DIRECTIONS: In the records below, locate the line containing "Parse this screenshot: output", then extract it and all following lines exactly, ending with the last line.
┄┄┄┄┄┄┄┄┄┄
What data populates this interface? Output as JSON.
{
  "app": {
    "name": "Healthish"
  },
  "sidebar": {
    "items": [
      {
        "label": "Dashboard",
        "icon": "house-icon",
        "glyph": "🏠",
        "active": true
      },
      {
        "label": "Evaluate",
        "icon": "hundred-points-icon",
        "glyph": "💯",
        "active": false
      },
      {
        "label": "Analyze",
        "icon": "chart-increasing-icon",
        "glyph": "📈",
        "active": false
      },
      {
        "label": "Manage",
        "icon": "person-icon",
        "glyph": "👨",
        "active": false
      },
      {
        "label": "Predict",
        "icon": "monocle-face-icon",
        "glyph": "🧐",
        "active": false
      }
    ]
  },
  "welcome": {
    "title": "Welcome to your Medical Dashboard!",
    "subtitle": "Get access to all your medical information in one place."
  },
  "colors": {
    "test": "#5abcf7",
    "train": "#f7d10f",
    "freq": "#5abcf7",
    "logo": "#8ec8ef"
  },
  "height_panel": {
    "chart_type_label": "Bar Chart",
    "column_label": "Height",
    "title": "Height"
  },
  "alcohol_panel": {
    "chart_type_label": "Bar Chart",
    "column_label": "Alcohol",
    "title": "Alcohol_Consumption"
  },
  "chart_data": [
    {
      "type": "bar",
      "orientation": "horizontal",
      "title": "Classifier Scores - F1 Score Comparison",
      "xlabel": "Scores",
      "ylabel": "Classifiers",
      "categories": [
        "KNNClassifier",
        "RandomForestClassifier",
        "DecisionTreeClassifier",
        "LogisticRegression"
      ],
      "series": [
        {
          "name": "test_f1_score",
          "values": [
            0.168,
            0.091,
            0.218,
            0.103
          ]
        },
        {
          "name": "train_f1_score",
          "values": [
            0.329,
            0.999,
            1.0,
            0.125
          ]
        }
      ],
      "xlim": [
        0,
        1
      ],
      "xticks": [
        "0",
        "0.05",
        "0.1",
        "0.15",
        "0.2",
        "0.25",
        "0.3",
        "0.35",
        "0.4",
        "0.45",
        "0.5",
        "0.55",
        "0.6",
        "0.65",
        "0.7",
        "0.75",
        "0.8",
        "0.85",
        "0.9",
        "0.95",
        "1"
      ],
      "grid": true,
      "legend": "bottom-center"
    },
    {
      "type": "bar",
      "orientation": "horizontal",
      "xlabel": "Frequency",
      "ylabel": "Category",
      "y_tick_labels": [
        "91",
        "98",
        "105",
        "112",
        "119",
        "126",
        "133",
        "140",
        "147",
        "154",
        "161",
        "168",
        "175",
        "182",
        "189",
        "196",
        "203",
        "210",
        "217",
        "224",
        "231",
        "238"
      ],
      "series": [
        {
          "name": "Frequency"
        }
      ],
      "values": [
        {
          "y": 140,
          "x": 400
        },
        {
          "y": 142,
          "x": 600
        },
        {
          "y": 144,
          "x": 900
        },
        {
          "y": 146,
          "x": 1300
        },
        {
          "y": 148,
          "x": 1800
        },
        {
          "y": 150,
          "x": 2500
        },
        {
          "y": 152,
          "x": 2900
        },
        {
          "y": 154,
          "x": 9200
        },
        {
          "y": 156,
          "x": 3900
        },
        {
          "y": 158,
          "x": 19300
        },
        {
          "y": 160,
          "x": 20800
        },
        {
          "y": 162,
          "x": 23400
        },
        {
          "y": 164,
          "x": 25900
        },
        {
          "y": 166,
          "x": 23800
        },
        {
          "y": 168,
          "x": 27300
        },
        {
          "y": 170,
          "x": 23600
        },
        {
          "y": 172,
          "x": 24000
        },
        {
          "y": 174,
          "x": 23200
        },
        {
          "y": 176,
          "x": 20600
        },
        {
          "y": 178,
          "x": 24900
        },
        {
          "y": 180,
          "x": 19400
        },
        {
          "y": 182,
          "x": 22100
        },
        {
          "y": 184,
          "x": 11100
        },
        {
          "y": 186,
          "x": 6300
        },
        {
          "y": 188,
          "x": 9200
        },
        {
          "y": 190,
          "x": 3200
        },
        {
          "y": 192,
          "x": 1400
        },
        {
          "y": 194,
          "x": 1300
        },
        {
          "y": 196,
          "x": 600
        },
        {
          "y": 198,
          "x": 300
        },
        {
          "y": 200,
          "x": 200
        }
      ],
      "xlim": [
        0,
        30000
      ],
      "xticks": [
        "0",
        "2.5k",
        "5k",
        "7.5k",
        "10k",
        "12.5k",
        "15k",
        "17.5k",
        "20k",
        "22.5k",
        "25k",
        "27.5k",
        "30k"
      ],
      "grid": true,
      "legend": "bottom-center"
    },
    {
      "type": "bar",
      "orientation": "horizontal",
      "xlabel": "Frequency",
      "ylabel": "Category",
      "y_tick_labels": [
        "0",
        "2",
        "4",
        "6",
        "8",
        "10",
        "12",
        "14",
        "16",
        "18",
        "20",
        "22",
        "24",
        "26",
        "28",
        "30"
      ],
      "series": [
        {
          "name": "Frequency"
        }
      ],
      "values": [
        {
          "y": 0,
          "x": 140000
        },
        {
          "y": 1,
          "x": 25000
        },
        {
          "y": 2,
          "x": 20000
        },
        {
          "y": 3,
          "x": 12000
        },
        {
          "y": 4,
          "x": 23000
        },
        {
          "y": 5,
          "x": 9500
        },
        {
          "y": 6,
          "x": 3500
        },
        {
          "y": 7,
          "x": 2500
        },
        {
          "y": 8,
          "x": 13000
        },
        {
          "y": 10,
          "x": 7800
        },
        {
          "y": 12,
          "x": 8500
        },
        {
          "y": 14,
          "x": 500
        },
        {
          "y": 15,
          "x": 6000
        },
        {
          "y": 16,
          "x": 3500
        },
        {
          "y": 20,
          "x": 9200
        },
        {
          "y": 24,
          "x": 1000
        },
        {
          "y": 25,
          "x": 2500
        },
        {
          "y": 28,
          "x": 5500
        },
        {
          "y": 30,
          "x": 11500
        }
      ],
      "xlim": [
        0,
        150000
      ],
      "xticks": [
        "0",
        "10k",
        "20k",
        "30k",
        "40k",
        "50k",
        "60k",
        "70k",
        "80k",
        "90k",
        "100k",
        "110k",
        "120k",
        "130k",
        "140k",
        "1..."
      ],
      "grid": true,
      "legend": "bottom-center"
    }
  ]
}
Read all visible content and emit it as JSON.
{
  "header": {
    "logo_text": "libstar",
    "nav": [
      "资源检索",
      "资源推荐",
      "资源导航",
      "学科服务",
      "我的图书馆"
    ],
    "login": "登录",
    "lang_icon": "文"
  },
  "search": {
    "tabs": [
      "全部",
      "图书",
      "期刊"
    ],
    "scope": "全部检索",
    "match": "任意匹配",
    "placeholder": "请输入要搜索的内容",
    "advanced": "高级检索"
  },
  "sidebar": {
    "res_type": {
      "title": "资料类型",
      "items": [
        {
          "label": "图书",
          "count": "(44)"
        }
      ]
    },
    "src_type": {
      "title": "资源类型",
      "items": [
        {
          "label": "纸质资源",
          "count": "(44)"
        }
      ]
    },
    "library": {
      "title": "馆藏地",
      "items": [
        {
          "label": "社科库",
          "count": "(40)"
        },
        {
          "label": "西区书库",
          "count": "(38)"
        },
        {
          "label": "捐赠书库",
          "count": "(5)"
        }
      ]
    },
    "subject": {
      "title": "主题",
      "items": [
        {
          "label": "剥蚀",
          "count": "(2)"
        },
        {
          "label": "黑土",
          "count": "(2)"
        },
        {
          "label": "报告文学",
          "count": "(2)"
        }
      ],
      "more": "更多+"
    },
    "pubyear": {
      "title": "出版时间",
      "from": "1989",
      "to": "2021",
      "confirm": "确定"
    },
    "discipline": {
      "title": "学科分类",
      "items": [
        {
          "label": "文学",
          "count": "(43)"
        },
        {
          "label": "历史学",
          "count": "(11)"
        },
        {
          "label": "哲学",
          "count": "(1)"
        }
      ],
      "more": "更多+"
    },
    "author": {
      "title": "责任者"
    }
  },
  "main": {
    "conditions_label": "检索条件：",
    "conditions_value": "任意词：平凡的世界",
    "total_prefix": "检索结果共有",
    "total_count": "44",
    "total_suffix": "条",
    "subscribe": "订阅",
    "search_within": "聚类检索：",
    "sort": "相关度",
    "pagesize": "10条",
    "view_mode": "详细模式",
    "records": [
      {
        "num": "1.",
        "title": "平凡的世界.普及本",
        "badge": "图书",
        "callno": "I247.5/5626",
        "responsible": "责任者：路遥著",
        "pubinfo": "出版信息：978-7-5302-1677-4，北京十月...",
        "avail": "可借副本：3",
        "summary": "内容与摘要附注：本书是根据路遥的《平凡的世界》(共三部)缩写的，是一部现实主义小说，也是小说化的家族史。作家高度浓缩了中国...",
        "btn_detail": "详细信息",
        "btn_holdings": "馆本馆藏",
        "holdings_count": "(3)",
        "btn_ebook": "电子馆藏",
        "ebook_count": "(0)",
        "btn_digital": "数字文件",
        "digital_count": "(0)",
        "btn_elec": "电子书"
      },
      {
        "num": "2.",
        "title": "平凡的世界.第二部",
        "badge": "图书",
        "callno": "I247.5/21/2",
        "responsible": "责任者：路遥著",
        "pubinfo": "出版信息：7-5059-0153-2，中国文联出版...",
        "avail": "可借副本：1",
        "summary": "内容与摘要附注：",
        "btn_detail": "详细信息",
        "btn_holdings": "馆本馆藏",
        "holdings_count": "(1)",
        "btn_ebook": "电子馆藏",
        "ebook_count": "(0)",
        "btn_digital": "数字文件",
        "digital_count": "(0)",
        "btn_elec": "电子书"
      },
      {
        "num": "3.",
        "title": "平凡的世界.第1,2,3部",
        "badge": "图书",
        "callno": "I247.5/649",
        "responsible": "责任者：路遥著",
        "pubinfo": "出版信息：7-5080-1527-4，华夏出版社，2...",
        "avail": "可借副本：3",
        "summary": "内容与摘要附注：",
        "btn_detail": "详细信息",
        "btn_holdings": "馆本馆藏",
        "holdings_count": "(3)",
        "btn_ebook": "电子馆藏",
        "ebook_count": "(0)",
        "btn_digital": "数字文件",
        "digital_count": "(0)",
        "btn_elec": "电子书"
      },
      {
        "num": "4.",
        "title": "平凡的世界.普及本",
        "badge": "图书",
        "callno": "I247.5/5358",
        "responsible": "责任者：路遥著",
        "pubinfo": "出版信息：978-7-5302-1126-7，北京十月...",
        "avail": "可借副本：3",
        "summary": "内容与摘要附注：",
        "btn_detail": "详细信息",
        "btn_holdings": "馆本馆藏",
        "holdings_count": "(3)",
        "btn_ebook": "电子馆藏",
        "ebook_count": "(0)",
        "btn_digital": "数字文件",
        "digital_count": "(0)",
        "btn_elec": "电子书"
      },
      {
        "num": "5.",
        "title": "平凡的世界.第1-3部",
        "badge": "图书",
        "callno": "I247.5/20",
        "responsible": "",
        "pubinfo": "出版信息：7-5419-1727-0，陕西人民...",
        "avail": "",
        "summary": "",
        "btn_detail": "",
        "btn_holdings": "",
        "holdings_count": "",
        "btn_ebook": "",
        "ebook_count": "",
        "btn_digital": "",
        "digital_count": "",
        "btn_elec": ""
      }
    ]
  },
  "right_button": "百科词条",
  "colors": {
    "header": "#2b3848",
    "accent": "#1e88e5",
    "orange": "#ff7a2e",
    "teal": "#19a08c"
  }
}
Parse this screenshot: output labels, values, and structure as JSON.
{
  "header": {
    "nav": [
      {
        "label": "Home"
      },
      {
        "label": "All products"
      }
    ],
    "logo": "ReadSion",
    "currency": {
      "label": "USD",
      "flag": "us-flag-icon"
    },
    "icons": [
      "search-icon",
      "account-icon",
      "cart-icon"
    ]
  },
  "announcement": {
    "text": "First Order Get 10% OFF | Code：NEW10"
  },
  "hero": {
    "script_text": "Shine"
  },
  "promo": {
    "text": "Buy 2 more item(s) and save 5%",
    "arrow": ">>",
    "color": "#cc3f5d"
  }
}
┄┄┄┄┄┄┄┄┄┄
WRITTEN RESPONSE:
Parse this screenshot: output labels, values, and structure as JSON.
{
  "header": {
    "nav": [
      {
        "label": "Home"
      },
      {
        "label": "All products"
      }
    ],
    "logo": "ReadSion",
    "currency": {
      "label": "USD",
      "flag": "us-flag-icon"
    },
    "icons": [
      "search-icon",
      "account-icon",
      "cart-icon"
    ]
  },
  "announcement": {
    "text": "First Order Get 10% OFF | Code：NEW10"
  },
  "hero": {
    "script_text": "Shine"
  },
  "promo": {
    "text": "Buy 2 more item(s) and save 5%",
    "arrow": ">>",
    "color": "#cc3f5d"
  }
}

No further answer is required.